Passage given
Founders and their families excel at working IN the business, bringing a passion for the operations seldom-rivaled in non-family businesses. But working ON the business is often a hard fought battle. However, successful family businesses with an eye on the future aim to strike a balance between working IN and ON the business, the growth model made popular in Michael Gerber’s The E-Myth. Taking a page from publicly traded organizations large and small, family businesses invest in regular forward-focused planning, including the often overlooked and undervalued process of working on the business of transition. When the time comes to hand over the reins to the next generation, both the business and family are ready. This readiness extends beyond the current CEO and incoming heir, to the broader family including those actively involved in the business and those who are not part of the day-to-day operations. In family businesses that have successfully navigated the business of transitioning leadership from one generation to the next, two themes rise to the surface: continuity and communication.


Rife with emotions and speculation, poorly executed succession planning can stall an organization’s performance for months or even years. To overcome this potential derailing, family businesses are shifting their focus from succession to continuity. They look beyond the pure act of transition from the current CEO to the next-in-line leader to establishing business practices that contribute to the company’s long-term success.

Build an External Advisory Board – It can be lonely at the top and many founders or CEOs are hesitant to share challenges or problems with their family members to spare them the worry or to avoid the perspective of ‘not having all the answers’. Advisory boards are an excellent way for family businesses to seek guidance, particularly in times of unexplored business opportunities such as mergers, acquisitions or expansion. Advisory boards tend to be smaller than governing boards and play a different role by making non-binding recommendations. When populating an advisory board, consider: experience relevant to the company’s industry and line of business, passion, fit, customer or supplier insight, advisory experience, availability and credentials.

Exercise instructions
1. Answer these questions using the passage on family business transitions:
(a) Which book made the model of working IN and ON the business popular?
(b) What two themes stand out in family businesses that have passed leadership from one generation to the next?
(c) How are advisory boards different from governing boards?
2. Write the next part of the passage on family business transitions, starting after its last sentence.
The data that comes after this passage is from a separate source.

Raw data
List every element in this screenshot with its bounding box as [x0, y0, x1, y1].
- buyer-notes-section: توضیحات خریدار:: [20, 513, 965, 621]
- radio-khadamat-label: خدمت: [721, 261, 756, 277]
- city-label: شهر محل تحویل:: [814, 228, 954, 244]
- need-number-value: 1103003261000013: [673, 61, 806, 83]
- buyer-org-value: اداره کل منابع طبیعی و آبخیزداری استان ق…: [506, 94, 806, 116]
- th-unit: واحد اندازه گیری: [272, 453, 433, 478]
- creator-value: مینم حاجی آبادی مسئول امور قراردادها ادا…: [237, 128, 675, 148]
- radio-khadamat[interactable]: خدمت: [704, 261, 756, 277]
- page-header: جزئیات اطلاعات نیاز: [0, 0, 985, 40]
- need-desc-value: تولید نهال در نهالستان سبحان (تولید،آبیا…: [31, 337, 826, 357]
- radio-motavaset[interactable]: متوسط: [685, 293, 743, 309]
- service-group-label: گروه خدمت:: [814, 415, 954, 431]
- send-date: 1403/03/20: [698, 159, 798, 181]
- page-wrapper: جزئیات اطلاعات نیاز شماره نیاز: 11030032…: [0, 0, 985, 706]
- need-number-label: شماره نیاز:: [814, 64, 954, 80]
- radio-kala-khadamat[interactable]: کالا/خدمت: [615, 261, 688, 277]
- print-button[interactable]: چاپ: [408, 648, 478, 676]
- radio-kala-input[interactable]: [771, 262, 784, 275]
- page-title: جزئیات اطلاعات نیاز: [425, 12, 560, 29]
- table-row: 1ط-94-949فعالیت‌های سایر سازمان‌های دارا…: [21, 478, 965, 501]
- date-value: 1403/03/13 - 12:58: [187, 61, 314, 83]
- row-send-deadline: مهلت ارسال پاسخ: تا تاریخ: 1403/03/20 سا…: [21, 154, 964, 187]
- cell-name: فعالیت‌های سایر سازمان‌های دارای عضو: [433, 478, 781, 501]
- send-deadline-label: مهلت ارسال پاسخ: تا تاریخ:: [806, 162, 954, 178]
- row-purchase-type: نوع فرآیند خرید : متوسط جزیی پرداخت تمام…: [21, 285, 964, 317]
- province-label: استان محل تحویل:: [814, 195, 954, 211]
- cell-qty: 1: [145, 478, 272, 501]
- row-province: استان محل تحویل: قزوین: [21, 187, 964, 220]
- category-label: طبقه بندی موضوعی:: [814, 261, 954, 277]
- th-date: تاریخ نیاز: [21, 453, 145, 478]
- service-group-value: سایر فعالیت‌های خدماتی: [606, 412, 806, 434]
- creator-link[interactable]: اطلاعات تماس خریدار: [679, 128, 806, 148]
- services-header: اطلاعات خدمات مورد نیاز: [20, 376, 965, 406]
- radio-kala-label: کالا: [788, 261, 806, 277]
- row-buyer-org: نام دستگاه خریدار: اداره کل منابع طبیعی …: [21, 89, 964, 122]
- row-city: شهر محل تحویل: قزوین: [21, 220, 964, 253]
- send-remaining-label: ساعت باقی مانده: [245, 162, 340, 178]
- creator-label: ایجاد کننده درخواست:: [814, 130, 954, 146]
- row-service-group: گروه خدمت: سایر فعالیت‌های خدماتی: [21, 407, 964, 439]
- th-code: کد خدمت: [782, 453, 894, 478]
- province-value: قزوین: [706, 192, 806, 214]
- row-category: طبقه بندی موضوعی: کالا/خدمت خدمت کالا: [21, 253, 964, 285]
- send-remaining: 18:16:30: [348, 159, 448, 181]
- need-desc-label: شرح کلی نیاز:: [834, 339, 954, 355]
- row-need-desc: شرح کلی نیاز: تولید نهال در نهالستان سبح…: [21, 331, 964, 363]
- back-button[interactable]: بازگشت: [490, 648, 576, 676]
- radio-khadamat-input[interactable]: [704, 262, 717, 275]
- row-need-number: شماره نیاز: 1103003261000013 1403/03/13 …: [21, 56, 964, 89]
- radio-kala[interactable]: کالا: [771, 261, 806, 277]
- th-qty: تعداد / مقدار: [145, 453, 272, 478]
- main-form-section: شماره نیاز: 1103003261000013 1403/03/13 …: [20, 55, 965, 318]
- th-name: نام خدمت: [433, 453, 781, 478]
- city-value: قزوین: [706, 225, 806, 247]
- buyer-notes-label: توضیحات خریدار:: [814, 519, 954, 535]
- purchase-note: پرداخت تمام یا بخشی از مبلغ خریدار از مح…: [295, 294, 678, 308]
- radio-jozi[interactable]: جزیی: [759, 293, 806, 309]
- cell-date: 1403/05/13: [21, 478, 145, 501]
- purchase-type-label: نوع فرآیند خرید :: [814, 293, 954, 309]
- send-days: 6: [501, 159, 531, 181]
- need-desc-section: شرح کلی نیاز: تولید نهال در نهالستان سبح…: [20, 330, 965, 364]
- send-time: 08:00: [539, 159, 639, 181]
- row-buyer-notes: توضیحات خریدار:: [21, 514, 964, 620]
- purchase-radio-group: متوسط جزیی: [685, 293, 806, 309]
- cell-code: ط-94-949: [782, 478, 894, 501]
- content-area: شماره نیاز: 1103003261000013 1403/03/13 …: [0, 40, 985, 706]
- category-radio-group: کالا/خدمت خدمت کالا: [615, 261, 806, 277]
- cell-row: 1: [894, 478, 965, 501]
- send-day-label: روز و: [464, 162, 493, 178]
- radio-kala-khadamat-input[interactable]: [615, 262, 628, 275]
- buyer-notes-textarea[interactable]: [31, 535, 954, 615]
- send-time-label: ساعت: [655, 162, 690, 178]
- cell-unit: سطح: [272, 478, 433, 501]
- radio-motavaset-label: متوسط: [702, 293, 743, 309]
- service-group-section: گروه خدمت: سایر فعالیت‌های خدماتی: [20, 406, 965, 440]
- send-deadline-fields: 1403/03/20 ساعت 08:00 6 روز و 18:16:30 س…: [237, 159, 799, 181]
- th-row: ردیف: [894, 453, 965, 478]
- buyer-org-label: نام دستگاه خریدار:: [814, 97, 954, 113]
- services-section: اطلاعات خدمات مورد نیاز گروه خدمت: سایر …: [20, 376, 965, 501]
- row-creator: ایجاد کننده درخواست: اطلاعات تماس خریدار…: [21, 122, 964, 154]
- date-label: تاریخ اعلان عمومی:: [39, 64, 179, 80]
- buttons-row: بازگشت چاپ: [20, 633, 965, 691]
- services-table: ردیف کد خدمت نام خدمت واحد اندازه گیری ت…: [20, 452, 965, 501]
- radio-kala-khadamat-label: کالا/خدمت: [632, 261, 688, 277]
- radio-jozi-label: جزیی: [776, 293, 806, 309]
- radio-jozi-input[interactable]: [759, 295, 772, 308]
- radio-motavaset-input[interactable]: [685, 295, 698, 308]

Answers given
1.
(a) Michael Gerber's The E-Myth.
(b) Continuity and communication.
(c) They tend to be smaller, and they play a different role by making non-binding recommendations.

2.
Revisit Succession Readiness Annually – Traditionally, the transition from single founder to heir may have been relatively straight-forward, depending on the number of children and how each child had been groomed for succession. However, subsequent generational transition can be muddy, with each generation vying for their children to be part of the business. First born is no longer guaranteed the corner office. Nor can a family business ignore the fact that the deemed successor is rarely ready to capitalize on unforeseen business opportunities. Annually, the senior leadership team should revisit the 3-5 year growth strategy and assess the potential heir’s readiness to lead the company in the desired direction. Some questions to consider:

  • Does transition make sense now, given the potential business opportunities?
  • What skills and experience will the business need in the next 3 to 5 years?
  • Is there a family member with these skills and will they be ready to take over in the succession timeframe?
  • Do we need to bring in someone externally to lead the company until Junior is ready?
  • How can we help Junior successfully execute in unchartered territory?
  • What development or support should we provide Junior to lead the company through the next phase?
  • When will transition happen?
  • What’s the strategy for introducing Junior to key customers and external advisors?
  • What involvement should the outgoing CEO have in the company?
  • How will the transition be communicated internally and externally?

Ready the Next Generations – Under the umbrella of continuity, family businesses should look to create ways for the next generation to learn the business and business in general. Many children in family businesses have been working odd jobs in the company since they were old enough to collect a pay cheque and assume that they will always work there. But time-in doesn’t necessarily equal the requisite skills and experience. To ensure the next generation is ready to take on a leadership role, family businesses should build a thoughtful and comprehensive development plan. Consider the following tips:

  1. Bring in a senior executive to coach and mentor successors. This is particularly effective when the company is facing a potential business opportunity that it has never before encountered, such as an acquisition or expansion. In addition, coaching coming from an outsider is often received more positively than from mom or dad.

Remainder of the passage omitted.